DIRECTIONS FOR THIS TASK =
Copy the listing below, switching every "triangle-point" to "triangle-marker-point" and leaving everything else unchanged.

DATA IN THIS EXERCISE =
=======
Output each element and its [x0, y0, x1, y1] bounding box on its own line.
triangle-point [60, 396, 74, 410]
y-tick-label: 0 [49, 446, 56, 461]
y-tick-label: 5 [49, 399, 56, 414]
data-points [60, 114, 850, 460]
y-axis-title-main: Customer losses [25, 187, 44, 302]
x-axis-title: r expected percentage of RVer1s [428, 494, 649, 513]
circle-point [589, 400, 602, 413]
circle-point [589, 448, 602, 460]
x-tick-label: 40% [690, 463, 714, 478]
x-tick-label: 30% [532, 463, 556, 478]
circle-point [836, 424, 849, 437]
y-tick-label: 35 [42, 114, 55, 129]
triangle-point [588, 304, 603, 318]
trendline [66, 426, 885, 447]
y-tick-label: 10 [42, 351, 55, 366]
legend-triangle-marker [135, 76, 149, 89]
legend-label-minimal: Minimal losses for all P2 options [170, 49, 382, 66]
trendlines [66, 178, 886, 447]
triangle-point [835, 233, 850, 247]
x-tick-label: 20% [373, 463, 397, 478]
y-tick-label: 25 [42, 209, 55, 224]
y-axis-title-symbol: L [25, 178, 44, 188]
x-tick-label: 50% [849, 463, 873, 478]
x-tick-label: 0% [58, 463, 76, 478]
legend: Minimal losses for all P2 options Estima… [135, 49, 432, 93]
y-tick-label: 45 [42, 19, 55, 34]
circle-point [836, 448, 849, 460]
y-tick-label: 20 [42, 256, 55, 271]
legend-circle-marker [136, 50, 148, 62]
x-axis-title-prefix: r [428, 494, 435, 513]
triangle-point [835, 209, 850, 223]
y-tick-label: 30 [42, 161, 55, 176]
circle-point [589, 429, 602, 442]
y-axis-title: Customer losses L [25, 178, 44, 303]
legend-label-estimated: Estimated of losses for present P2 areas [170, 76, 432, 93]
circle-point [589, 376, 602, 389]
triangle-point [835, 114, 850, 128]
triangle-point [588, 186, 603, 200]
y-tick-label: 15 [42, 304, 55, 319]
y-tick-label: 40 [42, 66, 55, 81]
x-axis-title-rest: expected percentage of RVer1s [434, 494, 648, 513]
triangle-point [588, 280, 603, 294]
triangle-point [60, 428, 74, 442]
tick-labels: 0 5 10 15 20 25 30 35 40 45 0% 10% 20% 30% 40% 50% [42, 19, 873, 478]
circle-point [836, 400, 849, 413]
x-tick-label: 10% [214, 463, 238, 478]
=======
COMPLETED TASK =
Output each element and its [x0, y0, x1, y1] bounding box on its own line.
triangle-marker-point [60, 396, 74, 410]
y-tick-label: 0 [49, 446, 56, 461]
y-tick-label: 5 [49, 399, 56, 414]
data-points [60, 114, 850, 460]
y-axis-title-main: Customer losses [25, 187, 44, 302]
x-axis-title: r expected percentage of RVer1s [428, 494, 649, 513]
circle-point [589, 400, 602, 413]
circle-point [589, 448, 602, 460]
x-tick-label: 40% [690, 463, 714, 478]
x-tick-label: 30% [532, 463, 556, 478]
circle-point [836, 424, 849, 437]
y-tick-label: 35 [42, 114, 55, 129]
triangle-marker-point [588, 304, 603, 318]
trendline [66, 426, 885, 447]
y-tick-label: 10 [42, 351, 55, 366]
legend-triangle-marker [135, 76, 149, 89]
legend-label-minimal: Minimal losses for all P2 options [170, 49, 382, 66]
trendlines [66, 178, 886, 447]
triangle-marker-point [835, 233, 850, 247]
x-tick-label: 20% [373, 463, 397, 478]
y-tick-label: 25 [42, 209, 55, 224]
y-axis-title-symbol: L [25, 178, 44, 188]
x-tick-label: 50% [849, 463, 873, 478]
x-tick-label: 0% [58, 463, 76, 478]
legend: Minimal losses for all P2 options Estima… [135, 49, 432, 93]
y-tick-label: 45 [42, 19, 55, 34]
circle-point [836, 448, 849, 460]
y-tick-label: 20 [42, 256, 55, 271]
legend-circle-marker [136, 50, 148, 62]
x-axis-title-prefix: r [428, 494, 435, 513]
triangle-marker-point [835, 209, 850, 223]
y-tick-label: 30 [42, 161, 55, 176]
circle-point [589, 429, 602, 442]
y-axis-title: Customer losses L [25, 178, 44, 303]
legend-label-estimated: Estimated of losses for present P2 areas [170, 76, 432, 93]
circle-point [589, 376, 602, 389]
triangle-marker-point [835, 114, 850, 128]
triangle-marker-point [588, 186, 603, 200]
y-tick-label: 15 [42, 304, 55, 319]
y-tick-label: 40 [42, 66, 55, 81]
x-axis-title-rest: expected percentage of RVer1s [434, 494, 648, 513]
triangle-marker-point [588, 280, 603, 294]
triangle-marker-point [60, 428, 74, 442]
tick-labels: 0 5 10 15 20 25 30 35 40 45 0% 10% 20% 30% 40% 50% [42, 19, 873, 478]
circle-point [836, 400, 849, 413]
x-tick-label: 10% [214, 463, 238, 478]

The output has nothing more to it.